Lol just hard to find a girl down to earth enough to realize that video games are entertainment for a reason... they are VERY entertaining
2012-01-07 07:15:00

Author:
Tyranny68
Posts: 390


@Tyranny: I don't hate that guys play games. I respect that if they like it, then it's a hobby to them. It's bad to make someone quit what they like to do.

Well, if a guy isn't like:
Girl: Wanna go see a movie??
Guy: Can't, I have a 7 kill-streak on Call of Duty!! Maybe later....

Then I'm fine. Just not every waking minute avoid-doing-anything kind of guy then I wouldn't mind it. Would also be great because I like to play games too.

I don't like how some guys are like "wait, you're a girl and you play shooters!!??". So what, I'm a girl so I'm not allowed to play shooters??....
2012-01-07 08:29:00

Author:
Unknown User


Nope,never got a relationship, cuz nobody loves me. =3
...
... Sigh ...


I don't like how some guys are like "wait, you're a girl and you play shooters!!??". So what, I'm a girl so I'm not allowed to play shooters??....

But girls who play shooters are awsum.
I wish there were more "Shooter-playing" girls in the world ...
2012-01-07 11:28:00

Author:
nysudyrgh
Posts: 5482


First relationship: In highschool, I agreed to go out with someone I didn't know very well. Turned out we didn't have much in common. We broke things off peacefully, no hard feelings.

Second relationship: We'd known eachother for a few months, decided to date. We had a lot in common, and enjoyed spending time with eachother. However, I always has to call him; always had to make the effort to meet up. It bothered me, but I let it go. Then he moved TWICE without telling me. I'm not sure why I stayed at that point. He went off to basic for about 6 months and I waited for him. When he got home (and I was finally able to get ahold of him) he told me he still had feelings for his ex. Neither of us said it was over, it just was. And I am still bitter about it sometimes.

Current relationship: Going on 5 years now. Any problems we have, we talk them out right away. <This seems to be a huge problem for people. I've watched several of my friends' relationships fall apart, seemingly because they NEVER do this! We have a lot in common, but more importantly we respect eachother's differences.

Seriously guys, if you're looking for a long term relationship, communication is key!
2012-01-07 11:40:00

Author:
Timelord_X
Posts: 55


I'm not interrested in normal humans.2012-01-07 12:06:00

Author:
Ayneh
Posts: 2454


Meh... Video-Game-No-Lifer don't get no girls. Unless Video-Game girl. Then Get. (Hasn't happened yet)

You should move to virgina. Lots of gamer girls here ^^
2012-01-07 12:25:00

Author:
comishguy67
Posts: 849


I'm not interrested in normal humans.


^^ This.

now if only i could just find me a dragon girl already...

Exercise task 1
List every name that appears directly after "Author:" in the forum thread about dating and video games.
Exercise task 2
Carry on the forum thread about dating and video games from its last line.
The entries are separate material and have no connection to the forum thread.

Material shown
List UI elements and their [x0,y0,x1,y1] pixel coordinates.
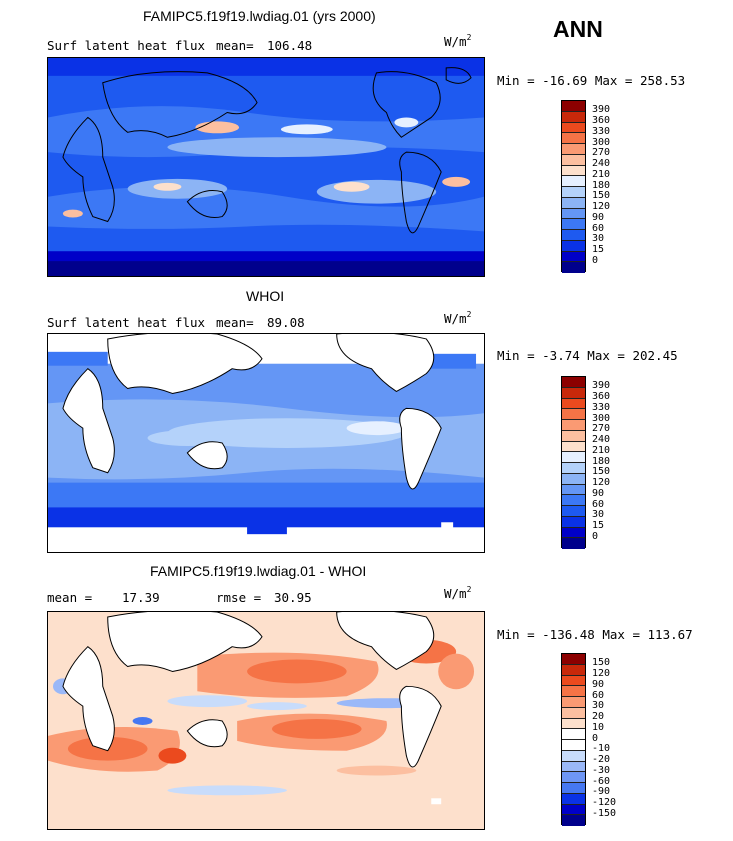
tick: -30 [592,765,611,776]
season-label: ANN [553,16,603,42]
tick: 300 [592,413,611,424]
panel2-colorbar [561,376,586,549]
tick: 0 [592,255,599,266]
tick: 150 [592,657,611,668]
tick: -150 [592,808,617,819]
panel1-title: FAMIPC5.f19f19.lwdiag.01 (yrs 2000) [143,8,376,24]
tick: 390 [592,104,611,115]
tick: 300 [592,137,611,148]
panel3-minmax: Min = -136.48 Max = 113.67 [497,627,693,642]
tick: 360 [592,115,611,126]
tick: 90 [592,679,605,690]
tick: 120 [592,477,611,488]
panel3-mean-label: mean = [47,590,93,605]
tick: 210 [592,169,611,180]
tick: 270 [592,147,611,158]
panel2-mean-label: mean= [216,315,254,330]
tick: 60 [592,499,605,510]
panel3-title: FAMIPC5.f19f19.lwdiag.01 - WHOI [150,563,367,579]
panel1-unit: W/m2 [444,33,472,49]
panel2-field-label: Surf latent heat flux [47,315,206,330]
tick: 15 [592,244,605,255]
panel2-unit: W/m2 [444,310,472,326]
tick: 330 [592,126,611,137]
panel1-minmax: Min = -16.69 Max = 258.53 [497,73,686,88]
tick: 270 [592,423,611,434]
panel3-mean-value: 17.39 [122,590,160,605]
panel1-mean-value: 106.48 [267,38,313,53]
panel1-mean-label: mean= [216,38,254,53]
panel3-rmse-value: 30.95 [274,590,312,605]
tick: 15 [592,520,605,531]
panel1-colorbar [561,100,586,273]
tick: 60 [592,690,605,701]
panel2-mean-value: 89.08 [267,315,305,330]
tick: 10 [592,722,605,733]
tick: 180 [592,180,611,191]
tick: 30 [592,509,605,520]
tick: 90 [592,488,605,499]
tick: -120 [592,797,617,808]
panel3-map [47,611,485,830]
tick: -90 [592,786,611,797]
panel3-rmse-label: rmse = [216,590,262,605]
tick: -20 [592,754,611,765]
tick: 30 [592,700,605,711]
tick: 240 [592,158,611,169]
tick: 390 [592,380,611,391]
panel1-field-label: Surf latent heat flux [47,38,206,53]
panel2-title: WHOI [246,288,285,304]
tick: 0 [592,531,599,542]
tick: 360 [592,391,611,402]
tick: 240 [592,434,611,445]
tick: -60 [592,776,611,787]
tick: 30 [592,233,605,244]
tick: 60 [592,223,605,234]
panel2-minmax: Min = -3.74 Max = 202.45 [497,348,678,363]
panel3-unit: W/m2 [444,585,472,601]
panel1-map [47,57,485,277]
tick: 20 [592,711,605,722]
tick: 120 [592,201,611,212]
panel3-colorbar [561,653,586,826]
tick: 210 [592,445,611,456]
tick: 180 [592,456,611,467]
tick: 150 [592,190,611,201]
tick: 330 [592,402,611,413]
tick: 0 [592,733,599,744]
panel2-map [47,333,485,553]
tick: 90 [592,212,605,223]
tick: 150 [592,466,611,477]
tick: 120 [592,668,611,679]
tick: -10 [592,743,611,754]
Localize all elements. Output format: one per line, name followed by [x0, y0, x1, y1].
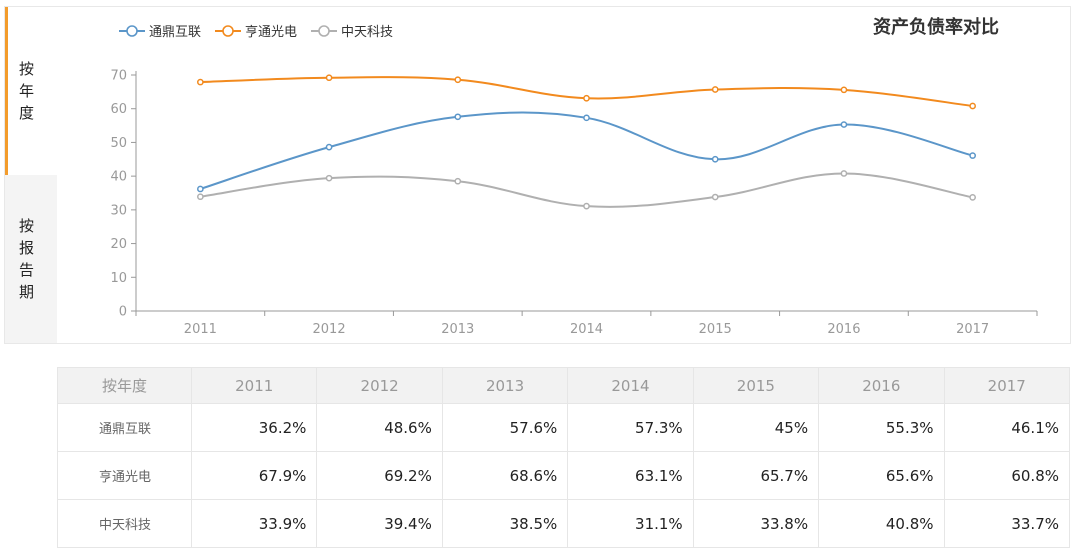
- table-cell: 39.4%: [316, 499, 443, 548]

Result 1
Tyranny68, Unknown User, nysudyrgh, Timelord_X, Ayneh, comishguy67

Result 2
2012-01-07 12:33:00

Author:
Lord-Dreamerz
Posts: 4261


Lots, SGR, yeah their is a point when it can get obsessive, i like video games, and perhaps when i am not in a relationship i go a bit overboard with my gaming but if i have a priority and a dedication to a person then their is no reason gaming should get in the way, if we both like them then great but still their are things to do places to go, i respect the people i date but if they are not compatible it isn't worth working at it, i learned that the hard way twice, and i have spent a lot of time thinking about ways to avoid these situation in the future, and i find i am already happier and my social interaction with others is much more positive, i haven't dated in maybe a year, but not because i am hideous or anything XD, i just wanted a whole lot of time to think and decide what works best, give a lot of though into what exactly i or we did wrong, and in the end i know it will pay off, it certainly can't go as bad as it has before ^_^

However a dragon girl would be awesome, assuming of course she played video games
2012-01-07 13:48:00

Author:
Tyranny68
Posts: 390


My girlfriend and I have been going out for four months today, and I told her about LBP last week. She's coming over today, and the one thing she wants to do besides see me....... is play LBP. ^_^2012-01-07 14:39:00

Author:
flyinhawaiian
Posts: 357


Current count is at 0

But no, I couldn't care less right now, more important things to worry about.
2012-01-07 21:23:00

Author:
kirbyman62
Posts: 1893


every waking minute avoid-doing-anything kind of guy

Oh my god it's like you know me!
2012-01-07 22:01:00

Author:
Speedynutty68
Posts: 1614


Also, I'll apologize to comishguy for side-stepping the threads main question and topic.

I'd like to say that I'm sorry about her. And I'd say that I agree with Tyranny's opinion on this. But I think that walking away, is the best thing to do after you've tried. When you care about someone, it's not smart to give up just because things get hard, you do that if you've tried everything but the other person just doesn't really cooperate or care much.
2012-01-08 05:42:00

Author:
Unknown User


Aye...I've been in a relationship. Going strong for a full year, but then...it just ended when she told me she didn't love me anymore.

We talked often, but she never bothered talking things out when she had a problem with something I did whereas I did. I have my own blame in it though for the reasons she left me were ones that can easily bring a relationship to an end and it hurts that she never told me those things until after it ended. So, I've been doing my best to better myself.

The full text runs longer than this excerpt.